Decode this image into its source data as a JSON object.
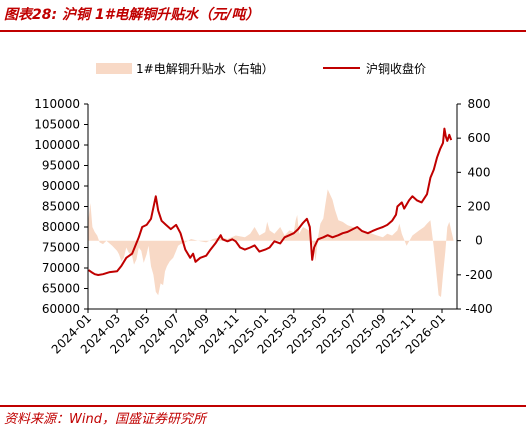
{
  "figure": {
    "title": "图表28:  沪铜 1#电解铜升贴水（元/吨）",
    "source": "资料来源：Wind，国盛证券研究所"
  },
  "colors": {
    "line": "#c00000",
    "area": "#f8d9c6",
    "accent": "#c00000"
  },
  "chart_data": {
    "type": "line",
    "title": "",
    "xlabel": "",
    "ylabel": "",
    "y_left_lim": [
      60000,
      110000
    ],
    "y_left_ticks": [
      "60000",
      "65000",
      "70000",
      "75000",
      "80000",
      "85000",
      "90000",
      "95000",
      "100000",
      "105000",
      "110000"
    ],
    "y_right_lim": [
      -400,
      800
    ],
    "y_right_ticks": [
      "-400",
      "-200",
      "0",
      "200",
      "400",
      "600",
      "800"
    ],
    "x_lim": [
      "2024-01-01",
      "2026-02-01"
    ],
    "x_ticks": [
      "2024-01",
      "2024-03",
      "2024-05",
      "2024-07",
      "2024-09",
      "2024-11",
      "2025-01",
      "2025-03",
      "2025-05",
      "2025-07",
      "2025-09",
      "2025-11",
      "2026-01"
    ],
    "legend": {
      "position": "top"
    },
    "grid": false,
    "series": [
      {
        "name": "1#电解铜升贴水（右轴）",
        "type": "area",
        "axis": "right",
        "points": [
          [
            "2024-01-02",
            130
          ],
          [
            "2024-01-06",
            220
          ],
          [
            "2024-01-10",
            80
          ],
          [
            "2024-01-15",
            50
          ],
          [
            "2024-01-20",
            30
          ],
          [
            "2024-01-25",
            -10
          ],
          [
            "2024-02-01",
            -20
          ],
          [
            "2024-02-08",
            0
          ],
          [
            "2024-02-20",
            -30
          ],
          [
            "2024-03-01",
            -60
          ],
          [
            "2024-03-05",
            -80
          ],
          [
            "2024-03-10",
            -120
          ],
          [
            "2024-03-15",
            -100
          ],
          [
            "2024-03-20",
            -40
          ],
          [
            "2024-03-25",
            -70
          ],
          [
            "2024-04-01",
            -90
          ],
          [
            "2024-04-05",
            -140
          ],
          [
            "2024-04-10",
            -110
          ],
          [
            "2024-04-15",
            -40
          ],
          [
            "2024-04-20",
            -60
          ],
          [
            "2024-04-25",
            -130
          ],
          [
            "2024-05-01",
            -80
          ],
          [
            "2024-05-05",
            -30
          ],
          [
            "2024-05-10",
            -150
          ],
          [
            "2024-05-15",
            -200
          ],
          [
            "2024-05-20",
            -300
          ],
          [
            "2024-05-25",
            -320
          ],
          [
            "2024-05-30",
            -250
          ],
          [
            "2024-06-04",
            -260
          ],
          [
            "2024-06-08",
            -180
          ],
          [
            "2024-06-12",
            -150
          ],
          [
            "2024-06-18",
            -120
          ],
          [
            "2024-06-25",
            -100
          ],
          [
            "2024-07-01",
            -60
          ],
          [
            "2024-07-05",
            -30
          ],
          [
            "2024-07-10",
            -20
          ],
          [
            "2024-07-20",
            -10
          ],
          [
            "2024-08-01",
            10
          ],
          [
            "2024-08-15",
            0
          ],
          [
            "2024-09-01",
            -10
          ],
          [
            "2024-09-15",
            10
          ],
          [
            "2024-10-01",
            20
          ],
          [
            "2024-10-15",
            10
          ],
          [
            "2024-11-01",
            30
          ],
          [
            "2024-11-20",
            20
          ],
          [
            "2024-12-01",
            40
          ],
          [
            "2024-12-10",
            80
          ],
          [
            "2024-12-20",
            30
          ],
          [
            "2025-01-01",
            50
          ],
          [
            "2025-01-05",
            110
          ],
          [
            "2025-01-10",
            60
          ],
          [
            "2025-01-20",
            40
          ],
          [
            "2025-02-01",
            80
          ],
          [
            "2025-02-10",
            30
          ],
          [
            "2025-02-20",
            60
          ],
          [
            "2025-03-01",
            50
          ],
          [
            "2025-03-05",
            120
          ],
          [
            "2025-03-08",
            150
          ],
          [
            "2025-03-12",
            40
          ],
          [
            "2025-03-20",
            80
          ],
          [
            "2025-04-01",
            60
          ],
          [
            "2025-04-10",
            -30
          ],
          [
            "2025-04-15",
            -120
          ],
          [
            "2025-04-20",
            20
          ],
          [
            "2025-04-25",
            100
          ],
          [
            "2025-05-01",
            130
          ],
          [
            "2025-05-05",
            210
          ],
          [
            "2025-05-10",
            300
          ],
          [
            "2025-05-15",
            270
          ],
          [
            "2025-05-20",
            240
          ],
          [
            "2025-05-25",
            180
          ],
          [
            "2025-06-01",
            120
          ],
          [
            "2025-06-10",
            110
          ],
          [
            "2025-06-20",
            90
          ],
          [
            "2025-07-01",
            80
          ],
          [
            "2025-07-10",
            70
          ],
          [
            "2025-07-20",
            60
          ],
          [
            "2025-08-01",
            50
          ],
          [
            "2025-08-10",
            40
          ],
          [
            "2025-08-20",
            30
          ],
          [
            "2025-09-01",
            20
          ],
          [
            "2025-09-10",
            40
          ],
          [
            "2025-09-20",
            30
          ],
          [
            "2025-10-01",
            60
          ],
          [
            "2025-10-05",
            100
          ],
          [
            "2025-10-10",
            40
          ],
          [
            "2025-10-20",
            -30
          ],
          [
            "2025-11-01",
            30
          ],
          [
            "2025-11-15",
            60
          ],
          [
            "2025-11-25",
            80
          ],
          [
            "2025-12-01",
            100
          ],
          [
            "2025-12-08",
            120
          ],
          [
            "2025-12-15",
            -40
          ],
          [
            "2025-12-20",
            -180
          ],
          [
            "2025-12-25",
            -320
          ],
          [
            "2025-12-30",
            -330
          ],
          [
            "2026-01-03",
            -200
          ],
          [
            "2026-01-08",
            -60
          ],
          [
            "2026-01-12",
            80
          ],
          [
            "2026-01-16",
            110
          ],
          [
            "2026-01-20",
            60
          ],
          [
            "2026-01-25",
            0
          ]
        ]
      },
      {
        "name": "沪铜收盘价",
        "type": "line",
        "axis": "left",
        "points": [
          [
            "2024-01-02",
            69500
          ],
          [
            "2024-01-08",
            69000
          ],
          [
            "2024-01-15",
            68500
          ],
          [
            "2024-01-22",
            68300
          ],
          [
            "2024-02-01",
            68500
          ],
          [
            "2024-02-15",
            69000
          ],
          [
            "2024-03-01",
            69200
          ],
          [
            "2024-03-10",
            70500
          ],
          [
            "2024-03-20",
            72500
          ],
          [
            "2024-04-01",
            73500
          ],
          [
            "2024-04-08",
            75500
          ],
          [
            "2024-04-15",
            77500
          ],
          [
            "2024-04-22",
            80000
          ],
          [
            "2024-05-01",
            80500
          ],
          [
            "2024-05-10",
            82000
          ],
          [
            "2024-05-20",
            87500
          ],
          [
            "2024-05-25",
            84000
          ],
          [
            "2024-06-01",
            81500
          ],
          [
            "2024-06-10",
            80500
          ],
          [
            "2024-06-20",
            79500
          ],
          [
            "2024-07-01",
            80500
          ],
          [
            "2024-07-10",
            78500
          ],
          [
            "2024-07-20",
            74500
          ],
          [
            "2024-07-30",
            72500
          ],
          [
            "2024-08-05",
            73500
          ],
          [
            "2024-08-10",
            71500
          ],
          [
            "2024-08-20",
            72500
          ],
          [
            "2024-09-01",
            73000
          ],
          [
            "2024-09-10",
            74500
          ],
          [
            "2024-09-20",
            76000
          ],
          [
            "2024-10-01",
            78000
          ],
          [
            "2024-10-05",
            77000
          ],
          [
            "2024-10-15",
            76500
          ],
          [
            "2024-10-25",
            77000
          ],
          [
            "2024-11-01",
            76500
          ],
          [
            "2024-11-10",
            75000
          ],
          [
            "2024-11-20",
            74500
          ],
          [
            "2024-12-01",
            75000
          ],
          [
            "2024-12-10",
            75500
          ],
          [
            "2024-12-20",
            74000
          ],
          [
            "2025-01-01",
            74500
          ],
          [
            "2025-01-10",
            75000
          ],
          [
            "2025-01-20",
            76500
          ],
          [
            "2025-02-01",
            76000
          ],
          [
            "2025-02-10",
            77500
          ],
          [
            "2025-02-20",
            78000
          ],
          [
            "2025-03-01",
            78500
          ],
          [
            "2025-03-10",
            79500
          ],
          [
            "2025-03-20",
            81000
          ],
          [
            "2025-03-28",
            82000
          ],
          [
            "2025-04-03",
            80000
          ],
          [
            "2025-04-08",
            72000
          ],
          [
            "2025-04-12",
            75000
          ],
          [
            "2025-04-20",
            77000
          ],
          [
            "2025-05-01",
            77500
          ],
          [
            "2025-05-10",
            78000
          ],
          [
            "2025-05-20",
            77500
          ],
          [
            "2025-06-01",
            78000
          ],
          [
            "2025-06-10",
            78500
          ],
          [
            "2025-06-20",
            78800
          ],
          [
            "2025-07-01",
            79500
          ],
          [
            "2025-07-10",
            80000
          ],
          [
            "2025-07-20",
            79000
          ],
          [
            "2025-08-01",
            78500
          ],
          [
            "2025-08-10",
            79000
          ],
          [
            "2025-08-20",
            79500
          ],
          [
            "2025-09-01",
            80000
          ],
          [
            "2025-09-10",
            80500
          ],
          [
            "2025-09-20",
            81500
          ],
          [
            "2025-09-28",
            83000
          ],
          [
            "2025-10-01",
            85000
          ],
          [
            "2025-10-10",
            86000
          ],
          [
            "2025-10-15",
            84500
          ],
          [
            "2025-10-25",
            86500
          ],
          [
            "2025-11-01",
            87500
          ],
          [
            "2025-11-10",
            86500
          ],
          [
            "2025-11-20",
            86000
          ],
          [
            "2025-12-01",
            88000
          ],
          [
            "2025-12-08",
            92000
          ],
          [
            "2025-12-15",
            94000
          ],
          [
            "2025-12-22",
            97000
          ],
          [
            "2025-12-28",
            99000
          ],
          [
            "2026-01-03",
            100500
          ],
          [
            "2026-01-06",
            104000
          ],
          [
            "2026-01-09",
            102000
          ],
          [
            "2026-01-12",
            101000
          ],
          [
            "2026-01-16",
            102500
          ],
          [
            "2026-01-20",
            101200
          ]
        ]
      }
    ]
  }
}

◆ ◆ ◆ ◆

Count the lines that hold the string "source" and state that number alone.

### [Problem solution]
2